Material for the task
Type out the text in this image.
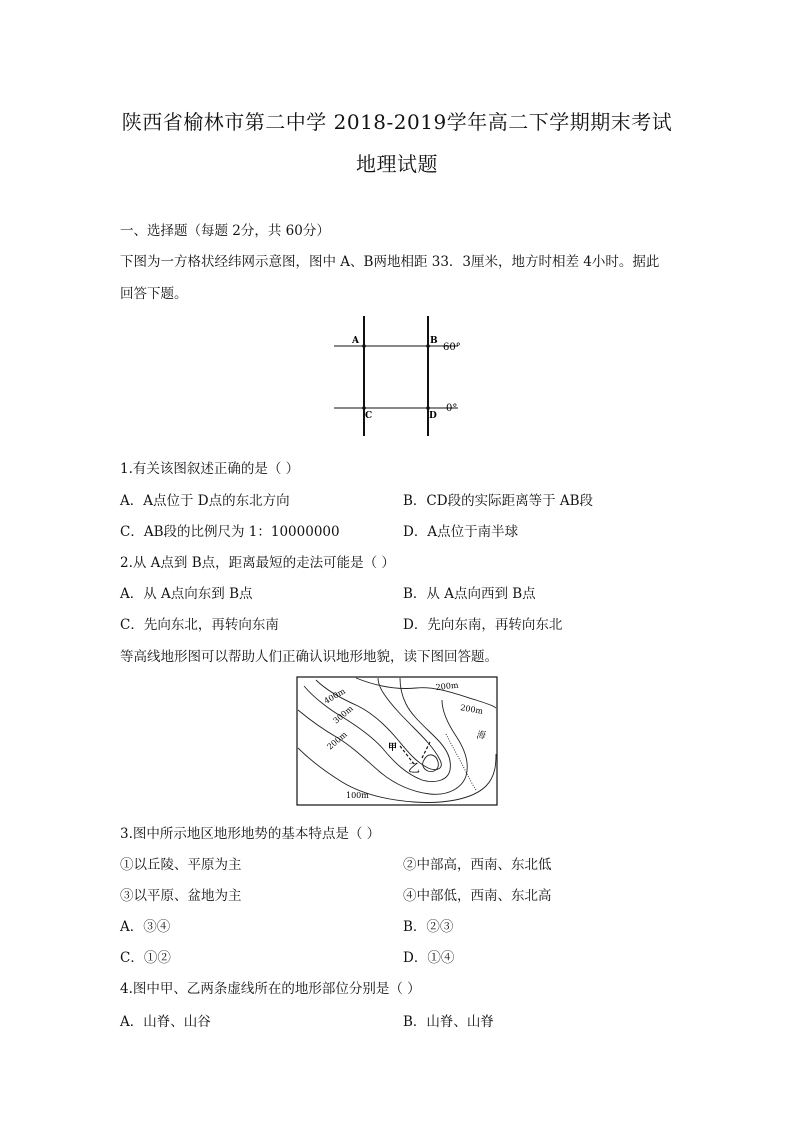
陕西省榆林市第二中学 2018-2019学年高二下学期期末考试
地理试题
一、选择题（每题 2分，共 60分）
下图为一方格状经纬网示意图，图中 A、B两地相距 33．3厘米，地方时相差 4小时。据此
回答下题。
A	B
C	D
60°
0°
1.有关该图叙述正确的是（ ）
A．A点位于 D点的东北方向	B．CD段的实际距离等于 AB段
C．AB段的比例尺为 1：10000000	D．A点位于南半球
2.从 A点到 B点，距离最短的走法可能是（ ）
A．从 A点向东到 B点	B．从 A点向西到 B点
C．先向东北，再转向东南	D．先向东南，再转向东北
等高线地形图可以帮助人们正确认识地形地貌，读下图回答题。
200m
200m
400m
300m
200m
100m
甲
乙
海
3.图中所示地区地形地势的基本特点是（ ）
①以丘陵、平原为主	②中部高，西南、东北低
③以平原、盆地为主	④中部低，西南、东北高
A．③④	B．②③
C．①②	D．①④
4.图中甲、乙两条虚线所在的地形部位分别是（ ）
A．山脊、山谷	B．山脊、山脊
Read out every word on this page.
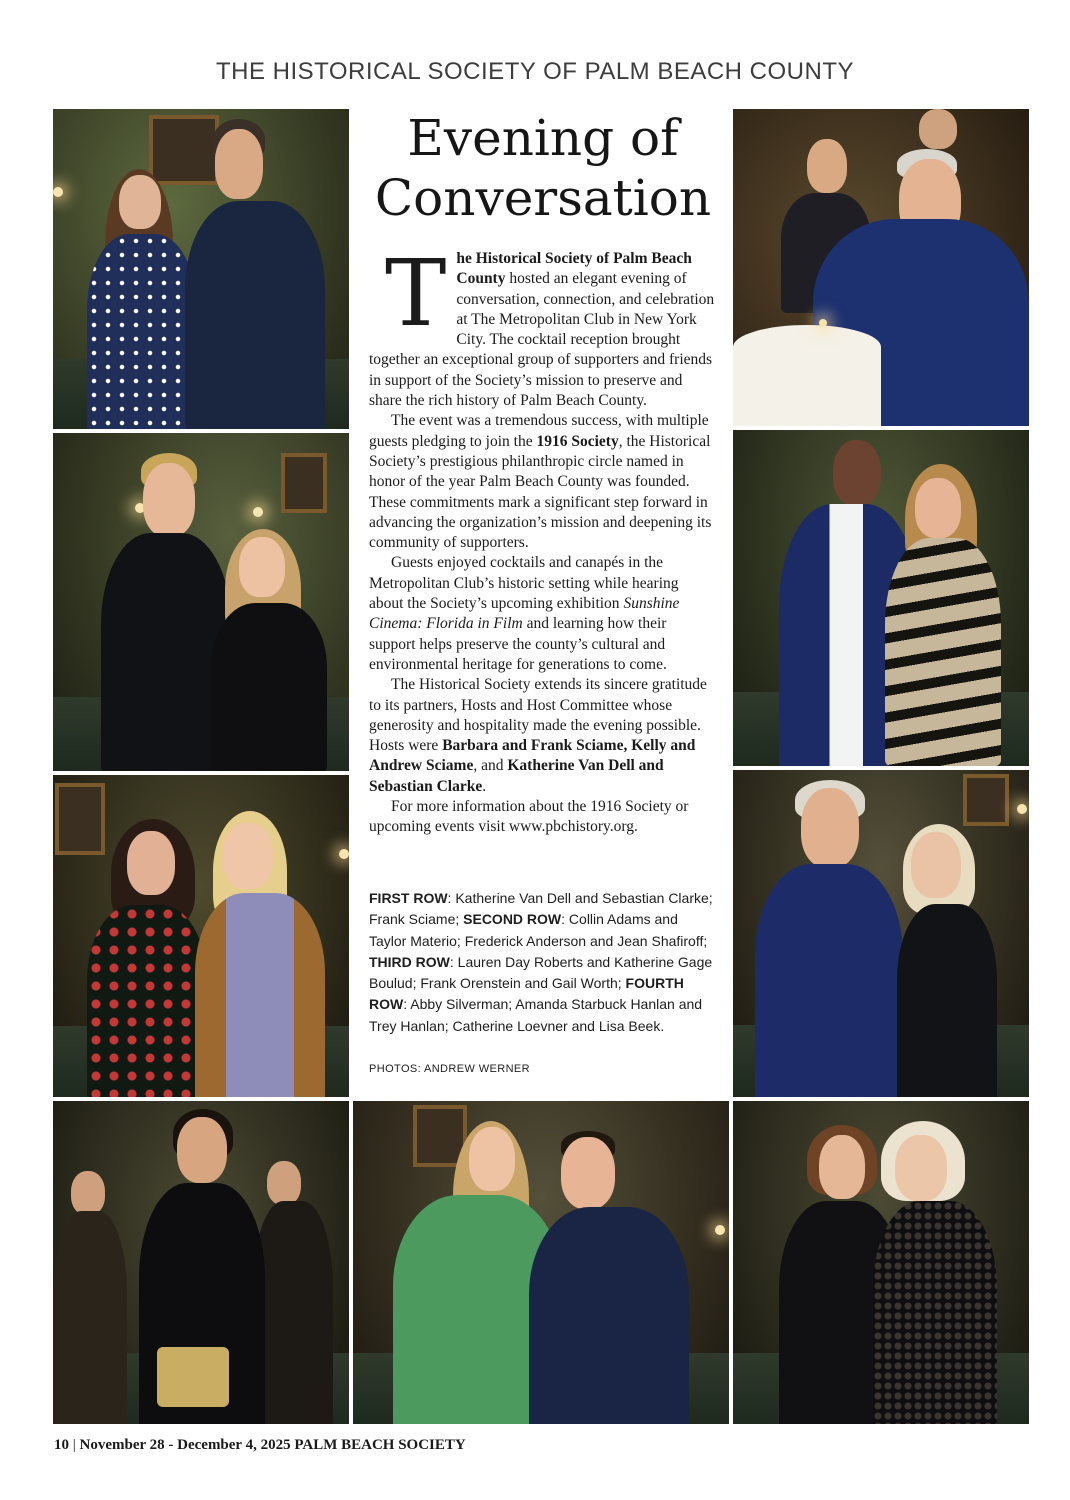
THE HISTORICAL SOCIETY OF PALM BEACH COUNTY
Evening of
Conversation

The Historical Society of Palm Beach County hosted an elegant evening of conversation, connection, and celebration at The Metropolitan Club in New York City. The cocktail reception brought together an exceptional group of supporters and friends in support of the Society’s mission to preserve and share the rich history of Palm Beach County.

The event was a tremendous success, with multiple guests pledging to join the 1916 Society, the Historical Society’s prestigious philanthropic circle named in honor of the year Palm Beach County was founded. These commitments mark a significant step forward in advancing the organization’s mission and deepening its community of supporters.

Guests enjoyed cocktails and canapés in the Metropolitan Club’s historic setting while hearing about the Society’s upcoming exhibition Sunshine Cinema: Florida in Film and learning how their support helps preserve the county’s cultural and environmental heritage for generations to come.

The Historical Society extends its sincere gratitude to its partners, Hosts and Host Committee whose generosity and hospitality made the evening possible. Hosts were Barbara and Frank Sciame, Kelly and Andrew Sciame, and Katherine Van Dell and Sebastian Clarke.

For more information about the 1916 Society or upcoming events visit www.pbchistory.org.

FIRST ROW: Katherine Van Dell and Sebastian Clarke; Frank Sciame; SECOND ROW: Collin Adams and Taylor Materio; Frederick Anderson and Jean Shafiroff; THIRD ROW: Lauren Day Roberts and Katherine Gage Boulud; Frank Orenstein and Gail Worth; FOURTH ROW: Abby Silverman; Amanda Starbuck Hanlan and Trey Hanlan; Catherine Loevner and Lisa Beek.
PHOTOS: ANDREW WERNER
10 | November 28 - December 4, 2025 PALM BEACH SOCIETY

Work to do
Among the lines of the data, identify those with the word "about". Copy each of them.

Exercise answer
Guests enjoyed cocktails and canapés in the Metropolitan Club’s historic setting while hearing about the Society’s upcoming exhibition Sunshine Cinema: Florida in Film and learning how their support helps preserve the county’s cultural and environmental heritage for generations to come.
For more information about the 1916 Society or upcoming events visit www.pbchistory.org.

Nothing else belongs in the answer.